Records from a data collection
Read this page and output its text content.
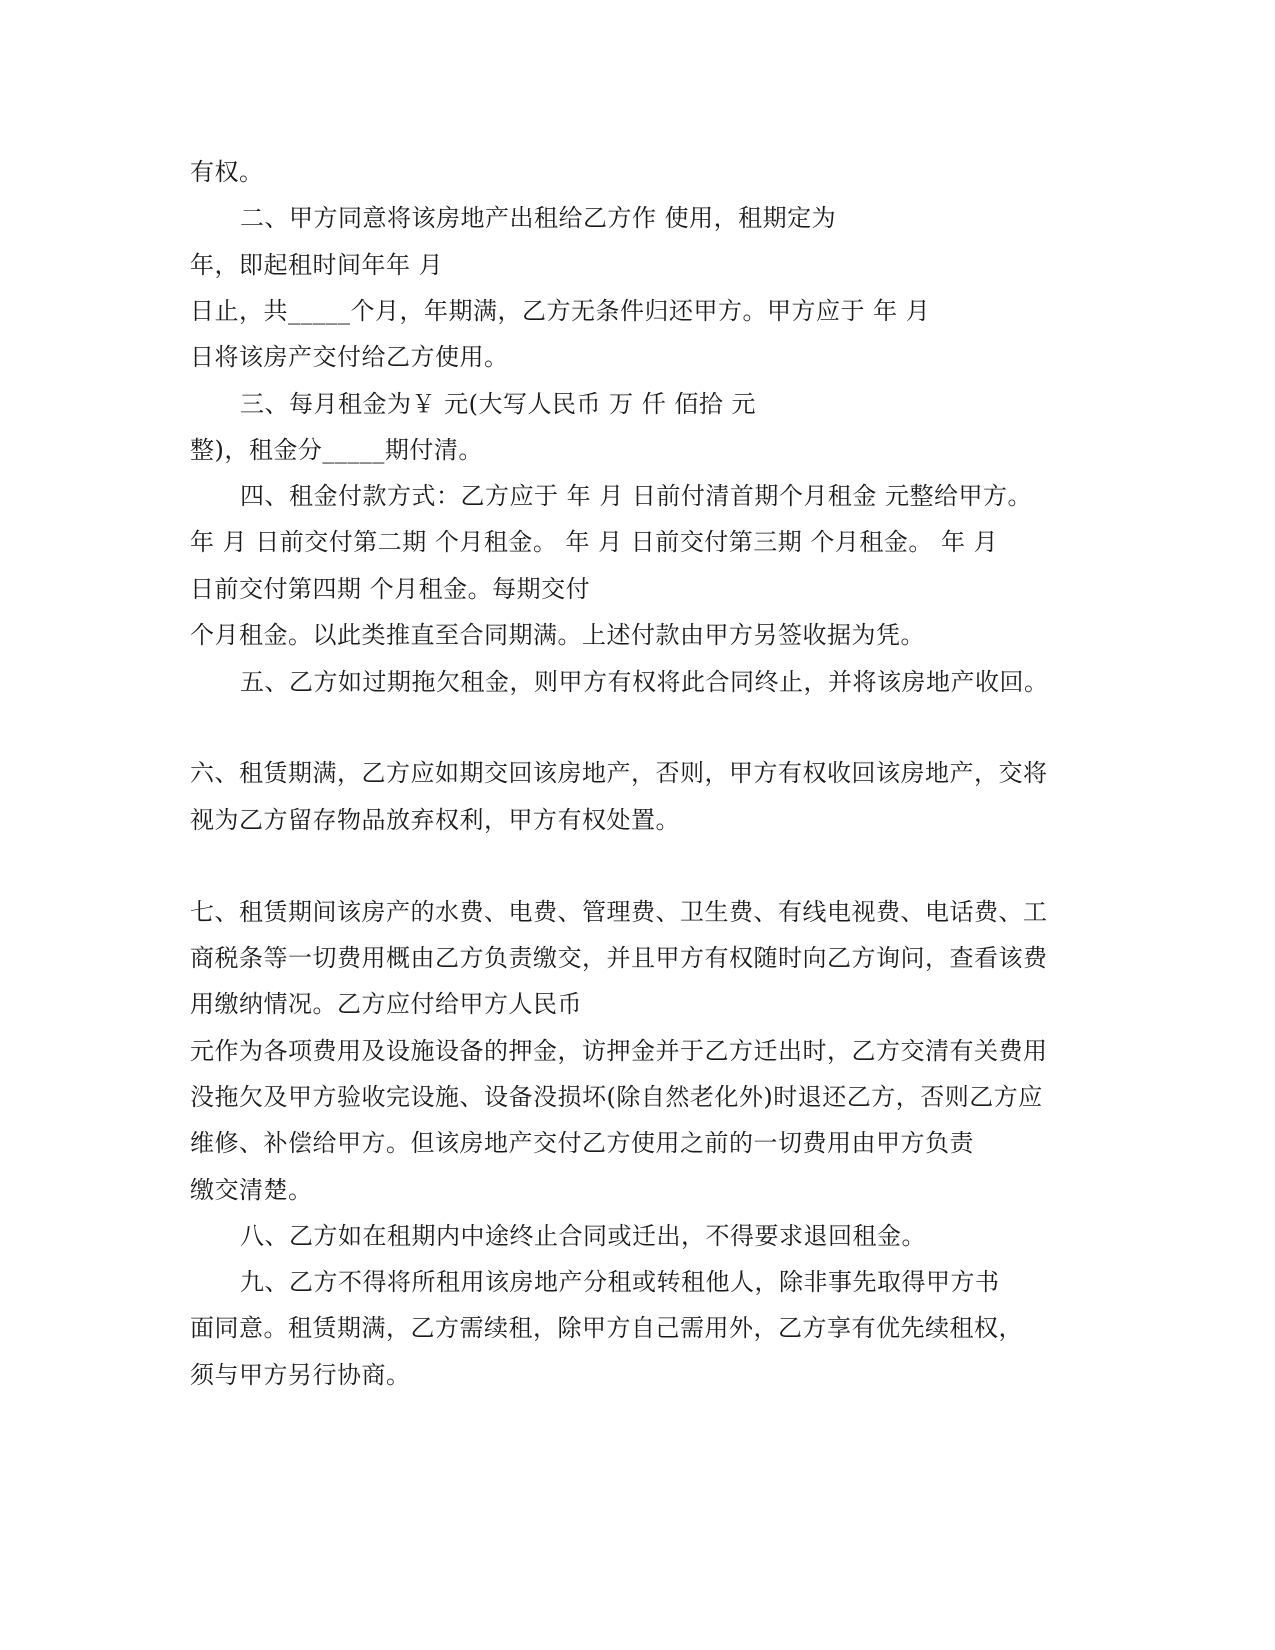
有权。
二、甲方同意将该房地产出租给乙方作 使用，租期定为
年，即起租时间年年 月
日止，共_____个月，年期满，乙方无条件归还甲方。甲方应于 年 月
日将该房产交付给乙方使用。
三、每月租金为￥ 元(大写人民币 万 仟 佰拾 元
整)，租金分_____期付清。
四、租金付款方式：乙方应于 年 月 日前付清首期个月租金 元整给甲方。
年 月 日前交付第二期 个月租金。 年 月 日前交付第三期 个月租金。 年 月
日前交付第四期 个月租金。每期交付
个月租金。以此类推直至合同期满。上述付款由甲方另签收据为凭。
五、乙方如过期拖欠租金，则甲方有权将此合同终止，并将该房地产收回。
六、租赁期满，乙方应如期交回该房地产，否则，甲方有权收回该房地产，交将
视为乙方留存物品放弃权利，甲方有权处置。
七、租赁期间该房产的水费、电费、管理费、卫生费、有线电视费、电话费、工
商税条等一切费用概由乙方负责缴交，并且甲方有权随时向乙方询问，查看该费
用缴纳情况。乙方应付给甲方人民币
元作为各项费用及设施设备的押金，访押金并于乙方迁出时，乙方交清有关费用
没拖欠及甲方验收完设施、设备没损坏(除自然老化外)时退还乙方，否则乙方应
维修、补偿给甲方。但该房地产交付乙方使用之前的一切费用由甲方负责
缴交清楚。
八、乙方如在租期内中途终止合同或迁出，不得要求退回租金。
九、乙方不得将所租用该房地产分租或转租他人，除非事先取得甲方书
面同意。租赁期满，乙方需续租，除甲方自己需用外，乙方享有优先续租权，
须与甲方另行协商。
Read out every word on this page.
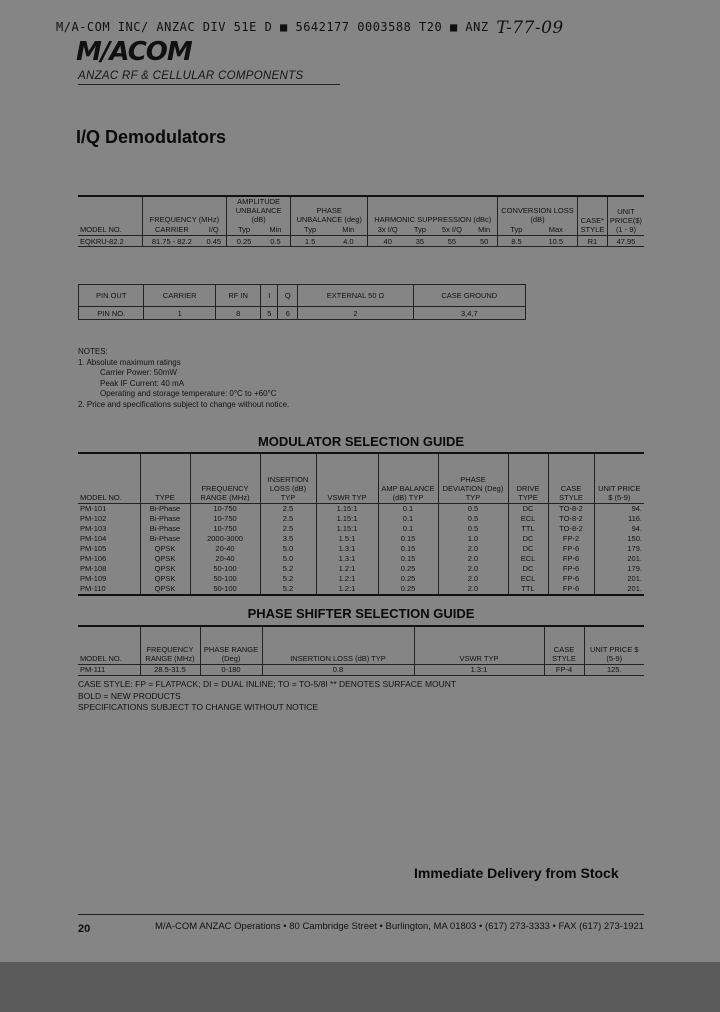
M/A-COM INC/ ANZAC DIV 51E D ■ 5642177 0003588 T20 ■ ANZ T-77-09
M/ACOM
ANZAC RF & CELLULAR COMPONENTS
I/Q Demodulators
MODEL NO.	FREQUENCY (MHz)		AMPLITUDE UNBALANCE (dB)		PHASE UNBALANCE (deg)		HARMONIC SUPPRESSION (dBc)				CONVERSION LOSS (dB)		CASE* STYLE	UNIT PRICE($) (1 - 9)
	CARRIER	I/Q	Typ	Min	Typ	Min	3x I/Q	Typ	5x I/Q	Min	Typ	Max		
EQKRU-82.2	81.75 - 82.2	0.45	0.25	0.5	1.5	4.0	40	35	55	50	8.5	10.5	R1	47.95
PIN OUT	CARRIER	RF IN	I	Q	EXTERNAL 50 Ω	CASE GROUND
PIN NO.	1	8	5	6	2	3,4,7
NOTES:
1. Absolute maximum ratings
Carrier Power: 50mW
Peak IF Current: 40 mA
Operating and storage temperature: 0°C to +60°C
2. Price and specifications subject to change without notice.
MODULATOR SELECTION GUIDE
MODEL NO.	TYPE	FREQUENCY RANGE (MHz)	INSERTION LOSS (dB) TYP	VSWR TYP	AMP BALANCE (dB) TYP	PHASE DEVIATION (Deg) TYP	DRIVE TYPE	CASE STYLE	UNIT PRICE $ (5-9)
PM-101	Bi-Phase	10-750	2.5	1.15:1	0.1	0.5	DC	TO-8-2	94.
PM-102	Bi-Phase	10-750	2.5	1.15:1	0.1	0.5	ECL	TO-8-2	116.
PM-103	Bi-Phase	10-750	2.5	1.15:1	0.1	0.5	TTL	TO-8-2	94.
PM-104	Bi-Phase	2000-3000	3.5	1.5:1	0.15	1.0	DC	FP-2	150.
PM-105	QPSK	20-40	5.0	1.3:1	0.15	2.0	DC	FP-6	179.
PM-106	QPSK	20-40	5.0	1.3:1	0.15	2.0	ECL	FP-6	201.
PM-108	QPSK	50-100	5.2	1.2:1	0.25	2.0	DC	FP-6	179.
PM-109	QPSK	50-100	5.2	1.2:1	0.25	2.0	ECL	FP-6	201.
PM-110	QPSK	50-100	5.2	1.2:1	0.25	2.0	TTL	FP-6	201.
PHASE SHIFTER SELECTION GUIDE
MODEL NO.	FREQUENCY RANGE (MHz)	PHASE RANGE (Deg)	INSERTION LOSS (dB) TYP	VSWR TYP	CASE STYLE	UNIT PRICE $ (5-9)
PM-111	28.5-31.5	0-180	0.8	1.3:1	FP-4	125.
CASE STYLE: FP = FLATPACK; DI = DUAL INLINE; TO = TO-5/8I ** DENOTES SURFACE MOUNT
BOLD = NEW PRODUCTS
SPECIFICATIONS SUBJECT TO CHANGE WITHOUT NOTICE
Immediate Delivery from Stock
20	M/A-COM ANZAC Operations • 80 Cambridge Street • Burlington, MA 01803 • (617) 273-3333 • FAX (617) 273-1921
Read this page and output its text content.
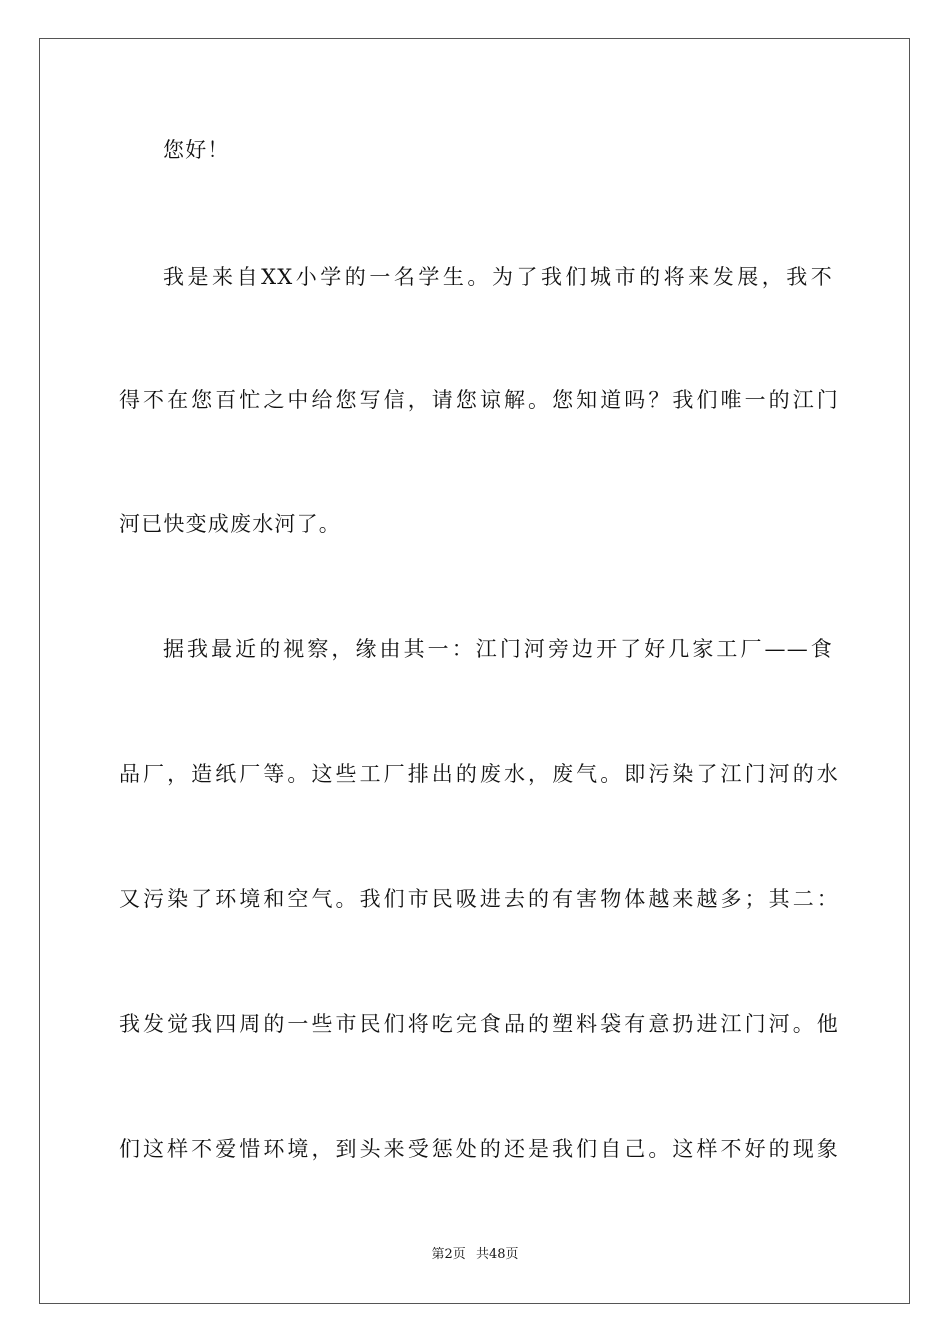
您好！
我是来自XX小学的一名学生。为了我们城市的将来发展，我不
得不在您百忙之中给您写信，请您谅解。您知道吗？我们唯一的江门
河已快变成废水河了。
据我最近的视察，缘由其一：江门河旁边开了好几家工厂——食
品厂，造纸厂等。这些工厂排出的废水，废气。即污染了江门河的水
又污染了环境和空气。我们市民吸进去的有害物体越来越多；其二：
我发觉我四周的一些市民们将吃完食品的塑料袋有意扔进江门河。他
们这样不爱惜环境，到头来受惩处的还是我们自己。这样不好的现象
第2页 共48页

◆ TASK OBJECTIVE ◆
Transcribe every record above exactly, leaving out the pictures.

◆ FULL ANSWER ◆
Read this page and output its text content.
有权。
二、甲方同意将该房地产出租给乙方作 使用，租期定为
年，即起租时间年年 月
日止，共_____个月，年期满，乙方无条件归还甲方。甲方应于 年 月
日将该房产交付给乙方使用。
三、每月租金为￥ 元(大写人民币 万 仟 佰拾 元
整)，租金分_____期付清。
四、租金付款方式：乙方应于 年 月 日前付清首期个月租金 元整给甲方。
年 月 日前交付第二期 个月租金。 年 月 日前交付第三期 个月租金。 年 月
日前交付第四期 个月租金。每期交付
个月租金。以此类推直至合同期满。上述付款由甲方另签收据为凭。
五、乙方如过期拖欠租金，则甲方有权将此合同终止，并将该房地产收回。
六、租赁期满，乙方应如期交回该房地产，否则，甲方有权收回该房地产，交将
视为乙方留存物品放弃权利，甲方有权处置。
七、租赁期间该房产的水费、电费、管理费、卫生费、有线电视费、电话费、工
商税条等一切费用概由乙方负责缴交，并且甲方有权随时向乙方询问，查看该费
用缴纳情况。乙方应付给甲方人民币
元作为各项费用及设施设备的押金，访押金并于乙方迁出时，乙方交清有关费用
没拖欠及甲方验收完设施、设备没损坏(除自然老化外)时退还乙方，否则乙方应
维修、补偿给甲方。但该房地产交付乙方使用之前的一切费用由甲方负责
缴交清楚。
八、乙方如在租期内中途终止合同或迁出，不得要求退回租金。
九、乙方不得将所租用该房地产分租或转租他人，除非事先取得甲方书
面同意。租赁期满，乙方需续租，除甲方自己需用外，乙方享有优先续租权，
须与甲方另行协商。
Read out every word on this page.
M/A-COM INC/ ANZAC DIV 51E D ■ 5642177 0003588 T20 ■ ANZ T-77-09
M/ACOM
ANZAC RF & CELLULAR COMPONENTS
I/Q Demodulators
MODEL NO.	FREQUENCY (MHz)		AMPLITUDE UNBALANCE (dB)		PHASE UNBALANCE (deg)		HARMONIC SUPPRESSION (dBc)				CONVERSION LOSS (dB)		CASE* STYLE	UNIT PRICE($) (1 - 9)
	CARRIER	I/Q	Typ	Min	Typ	Min	3x I/Q	Typ	5x I/Q	Min	Typ	Max		
EQKRU-82.2	81.75 - 82.2	0.45	0.25	0.5	1.5	4.0	40	35	55	50	8.5	10.5	R1	47.95
PIN OUT	CARRIER	RF IN	I	Q	EXTERNAL 50 Ω	CASE GROUND
PIN NO.	1	8	5	6	2	3,4,7
NOTES:
1. Absolute maximum ratings
Carrier Power: 50mW
Peak IF Current: 40 mA
Operating and storage temperature: 0°C to +60°C
2. Price and specifications subject to change without notice.
MODULATOR SELECTION GUIDE
MODEL NO.	TYPE	FREQUENCY RANGE (MHz)	INSERTION LOSS (dB) TYP	VSWR TYP	AMP BALANCE (dB) TYP	PHASE DEVIATION (Deg) TYP	DRIVE TYPE	CASE STYLE	UNIT PRICE $ (5-9)
PM-101	Bi-Phase	10-750	2.5	1.15:1	0.1	0.5	DC	TO-8-2	94.
PM-102	Bi-Phase	10-750	2.5	1.15:1	0.1	0.5	ECL	TO-8-2	116.
PM-103	Bi-Phase	10-750	2.5	1.15:1	0.1	0.5	TTL	TO-8-2	94.
PM-104	Bi-Phase	2000-3000	3.5	1.5:1	0.15	1.0	DC	FP-2	150.
PM-105	QPSK	20-40	5.0	1.3:1	0.15	2.0	DC	FP-6	179.
PM-106	QPSK	20-40	5.0	1.3:1	0.15	2.0	ECL	FP-6	201.
PM-108	QPSK	50-100	5.2	1.2:1	0.25	2.0	DC	FP-6	179.
PM-109	QPSK	50-100	5.2	1.2:1	0.25	2.0	ECL	FP-6	201.
PM-110	QPSK	50-100	5.2	1.2:1	0.25	2.0	TTL	FP-6	201.
PHASE SHIFTER SELECTION GUIDE
MODEL NO.	FREQUENCY RANGE (MHz)	PHASE RANGE (Deg)	INSERTION LOSS (dB) TYP	VSWR TYP	CASE STYLE	UNIT PRICE $ (5-9)
PM-111	28.5-31.5	0-180	0.8	1.3:1	FP-4	125.
CASE STYLE: FP = FLATPACK; DI = DUAL INLINE; TO = TO-5/8I ** DENOTES SURFACE MOUNT
BOLD = NEW PRODUCTS
SPECIFICATIONS SUBJECT TO CHANGE WITHOUT NOTICE
Immediate Delivery from Stock
20	M/A-COM ANZAC Operations • 80 Cambridge Street • Burlington, MA 01803 • (617) 273-3333 • FAX (617) 273-1921
Read this page and output its text content.
您好！
我是来自XX小学的一名学生。为了我们城市的将来发展，我不
得不在您百忙之中给您写信，请您谅解。您知道吗？我们唯一的江门
河已快变成废水河了。
据我最近的视察，缘由其一：江门河旁边开了好几家工厂——食
品厂，造纸厂等。这些工厂排出的废水，废气。即污染了江门河的水
又污染了环境和空气。我们市民吸进去的有害物体越来越多；其二：
我发觉我四周的一些市民们将吃完食品的塑料袋有意扔进江门河。他
们这样不爱惜环境，到头来受惩处的还是我们自己。这样不好的现象
第2页 共48页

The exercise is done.